EXERCISE TASK >>
Without including any images, reproduce each entry exactly.

* BEGIN *

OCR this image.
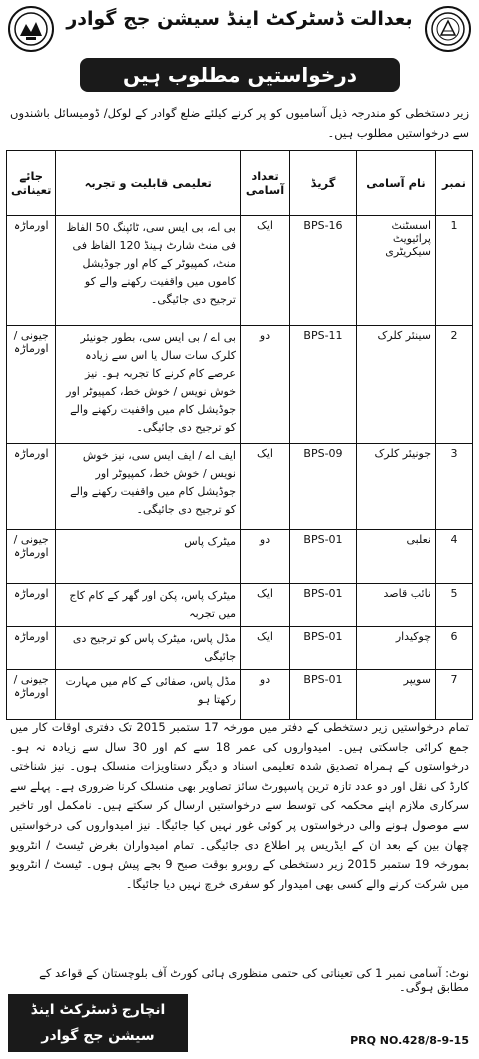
بعدالت ڈسٹرکٹ اینڈ سیشن جج گوادر
درخواستیں مطلوب ہیں
زیر دستخطی کو مندرجہ ذیل آسامیوں کو پر کرنے کیلئے ضلع گوادر کے لوکل/ ڈومیسائل باشندوں سے درخواستیں مطلوب ہیں۔
نمبر	نام آسامی	گریڈ	تعداد آسامی	تعلیمی قابلیت و تجربہ	جائے تعیناتی
1	اسسٹنٹ پرائیویٹ سیکریٹری	BPS-16	ایک	بی اے، بی ایس سی، ٹائپنگ 50 الفاظ فی منٹ شارٹ ہینڈ 120 الفاظ فی منٹ، کمپیوٹر کے کام اور جوڈیشل کاموں میں واقفیت رکھنے والے کو ترجیح دی جائیگی۔	اورماڑہ
2	سینئر کلرک	BPS-11	دو	بی اے / بی ایس سی، بطور جونیئر کلرک سات سال یا اس سے زیادہ عرصے کام کرنے کا تجربہ ہو۔ نیز خوش نویس / خوش خط، کمپیوٹر اور جوڈیشل کام میں واقفیت رکھنے والے کو ترجیح دی جائیگی۔	جیونی / اورماڑہ
3	جونیئر کلرک	BPS-09	ایک	ایف اے / ایف ایس سی، نیز خوش نویس / خوش خط، کمپیوٹر اور جوڈیشل کام میں واقفیت رکھنے والے کو ترجیح دی جائیگی۔	اورماڑہ
4	نعلبی	BPS-01	دو	میٹرک پاس	جیونی / اورماڑہ
5	نائب قاصد	BPS-01	ایک	میٹرک پاس، پکن اور گھر کے کام کاج میں تجربہ	اورماڑہ
6	چوکیدار	BPS-01	ایک	مڈل پاس، میٹرک پاس کو ترجیح دی جائیگی	اورماڑہ
7	سویپر	BPS-01	دو	مڈل پاس، صفائی کے کام میں مہارت رکھتا ہو	جیونی / اورماڑہ
تمام درخواستیں زیر دستخطی کے دفتر میں مورخہ 17 ستمبر 2015 تک دفتری اوقات کار میں جمع کرائی جاسکتی ہیں۔ امیدواروں کی عمر 18 سے کم اور 30 سال سے زیادہ نہ ہو۔ درخواستوں کے ہمراہ تصدیق شدہ تعلیمی اسناد و دیگر دستاویزات منسلک ہوں۔ نیز شناختی کارڈ کی نقل اور دو عدد تازہ ترین پاسپورٹ سائز تصاویر بھی منسلک کرنا ضروری ہے۔ پہلے سے سرکاری ملازم اپنے محکمہ کی توسط سے درخواستیں ارسال کر سکتے ہیں۔ نامکمل اور تاخیر سے موصول ہونے والی درخواستوں پر کوئی غور نہیں کیا جائیگا۔ نیز امیدواروں کی درخواستیں چھان بین کے بعد ان کے ایڈریس پر اطلاع دی جائیگی۔ تمام امیدواران بغرض ٹیسٹ / انٹرویو بمورخہ 19 ستمبر 2015 زیر دستخطی کے روبرو بوقت صبح 9 بجے پیش ہوں۔ ٹیسٹ / انٹرویو میں شرکت کرنے والے کسی بھی امیدوار کو سفری خرچ نہیں دیا جائیگا۔
نوٹ: آسامی نمبر 1 کی تعیناتی کی حتمی منظوری ہائی کورٹ آف بلوچستان کے قواعد کے مطابق ہوگی۔
انچارج ڈسٹرکٹ اینڈ
سیشن جج گوادر	PRQ NO.428/8-9-15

* END *

SOLVED PROBLEM >>
OCR this image.
بعدالت ڈسٹرکٹ اینڈ سیشن جج گوادر
درخواستیں مطلوب ہیں
زیر دستخطی کو مندرجہ ذیل آسامیوں کو پر کرنے کیلئے ضلع گوادر کے لوکل/ ڈومیسائل باشندوں سے درخواستیں مطلوب ہیں۔
نمبر	نام آسامی	گریڈ	تعداد آسامی	تعلیمی قابلیت و تجربہ	جائے تعیناتی
1	اسسٹنٹ پرائیویٹ سیکریٹری	BPS-16	ایک	بی اے، بی ایس سی، ٹائپنگ 50 الفاظ فی منٹ شارٹ ہینڈ 120 الفاظ فی منٹ، کمپیوٹر کے کام اور جوڈیشل کاموں میں واقفیت رکھنے والے کو ترجیح دی جائیگی۔	اورماڑہ
2	سینئر کلرک	BPS-11	دو	بی اے / بی ایس سی، بطور جونیئر کلرک سات سال یا اس سے زیادہ عرصے کام کرنے کا تجربہ ہو۔ نیز خوش نویس / خوش خط، کمپیوٹر اور جوڈیشل کام میں واقفیت رکھنے والے کو ترجیح دی جائیگی۔	جیونی / اورماڑہ
3	جونیئر کلرک	BPS-09	ایک	ایف اے / ایف ایس سی، نیز خوش نویس / خوش خط، کمپیوٹر اور جوڈیشل کام میں واقفیت رکھنے والے کو ترجیح دی جائیگی۔	اورماڑہ
4	نعلبی	BPS-01	دو	میٹرک پاس	جیونی / اورماڑہ
5	نائب قاصد	BPS-01	ایک	میٹرک پاس، پکن اور گھر کے کام کاج میں تجربہ	اورماڑہ
6	چوکیدار	BPS-01	ایک	مڈل پاس، میٹرک پاس کو ترجیح دی جائیگی	اورماڑہ
7	سویپر	BPS-01	دو	مڈل پاس، صفائی کے کام میں مہارت رکھتا ہو	جیونی / اورماڑہ
تمام درخواستیں زیر دستخطی کے دفتر میں مورخہ 17 ستمبر 2015 تک دفتری اوقات کار میں جمع کرائی جاسکتی ہیں۔ امیدواروں کی عمر 18 سے کم اور 30 سال سے زیادہ نہ ہو۔ درخواستوں کے ہمراہ تصدیق شدہ تعلیمی اسناد و دیگر دستاویزات منسلک ہوں۔ نیز شناختی کارڈ کی نقل اور دو عدد تازہ ترین پاسپورٹ سائز تصاویر بھی منسلک کرنا ضروری ہے۔ پہلے سے سرکاری ملازم اپنے محکمہ کی توسط سے درخواستیں ارسال کر سکتے ہیں۔ نامکمل اور تاخیر سے موصول ہونے والی درخواستوں پر کوئی غور نہیں کیا جائیگا۔ نیز امیدواروں کی درخواستیں چھان بین کے بعد ان کے ایڈریس پر اطلاع دی جائیگی۔ تمام امیدواران بغرض ٹیسٹ / انٹرویو بمورخہ 19 ستمبر 2015 زیر دستخطی کے روبرو بوقت صبح 9 بجے پیش ہوں۔ ٹیسٹ / انٹرویو میں شرکت کرنے والے کسی بھی امیدوار کو سفری خرچ نہیں دیا جائیگا۔
نوٹ: آسامی نمبر 1 کی تعیناتی کی حتمی منظوری ہائی کورٹ آف بلوچستان کے قواعد کے مطابق ہوگی۔
انچارج ڈسٹرکٹ اینڈ
سیشن جج گوادر	PRQ NO.428/8-9-15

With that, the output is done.